TEXT SECTION ::
******************************
MT: I’ve been asked to write something definitive on this Jalen. I wanted to make sure there wasn’t a knee jerk reaction. I’m glad we are talking some days after the documentary so I can add something to the narrative before it becomes something of white noise. I wanted to ask you about a few specific games.

In the Duke game…you went into the half up. After the half Christian Laettner went on a little tear. As I watched the game, there was one definitive moment. Where you looked at Billy Packer and said “Check the replay” on a specific call…I forget exactly what call that was. Do you remember that moment?

JR: Absolutely. Being freshmen…playing an upper class Duke led team, we felt the competition then and ironically how the whole Grant Hill reply was played out in the New York Times, it revisited those feelings now of people acknowledge us and me then.

It was good vs. evil. It was sophisticated vs. hood. It was responsible vs. irresponsible. It was everything that was right about the game vs. everything that was wrong about the game. Almost like democrats vs. republicans. Almost like MSNBC vs. FOX.

It was that then…and now.

I’d be able to appreciate…good, bad and ugly…what happens now but as college kids, when you are getting the letters (hate mail from Michigan alumni and others) that you saw we got. We were getting (negative) feedback from the majority of the media…before social media…that wanted to dictate a culture of how people feels about us. We already played the underdog role. Of course we would have loved to beat Duke… and as I said in the documentary…

They were a better team.They played like champions and they slapped us.
******************************
PROVIDED DATA ::
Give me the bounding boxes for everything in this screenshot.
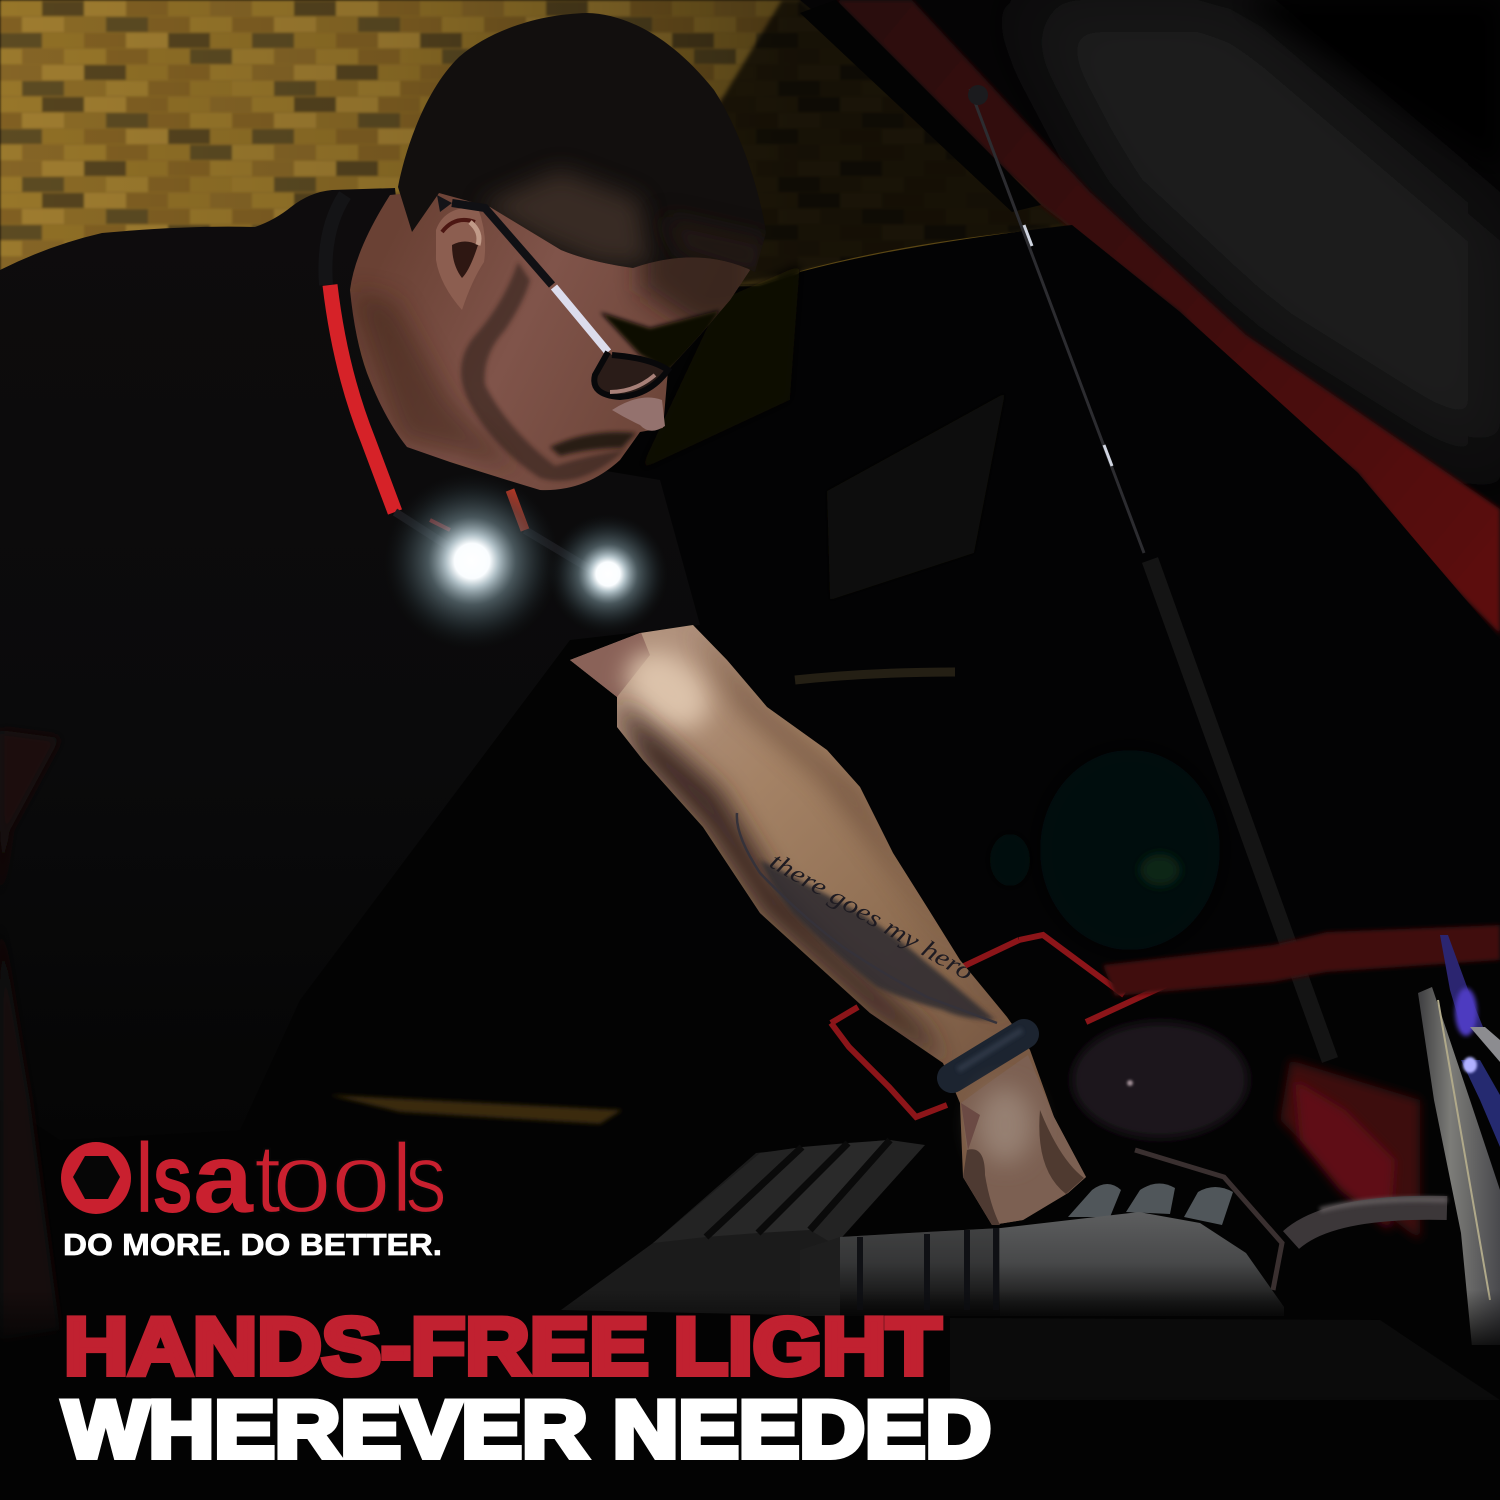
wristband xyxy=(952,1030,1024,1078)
******************************
REQUIRED TASK :: According to the interview, which player went on a tear after the half in the Duke game?

FINAL RESULT :: Christian Laettner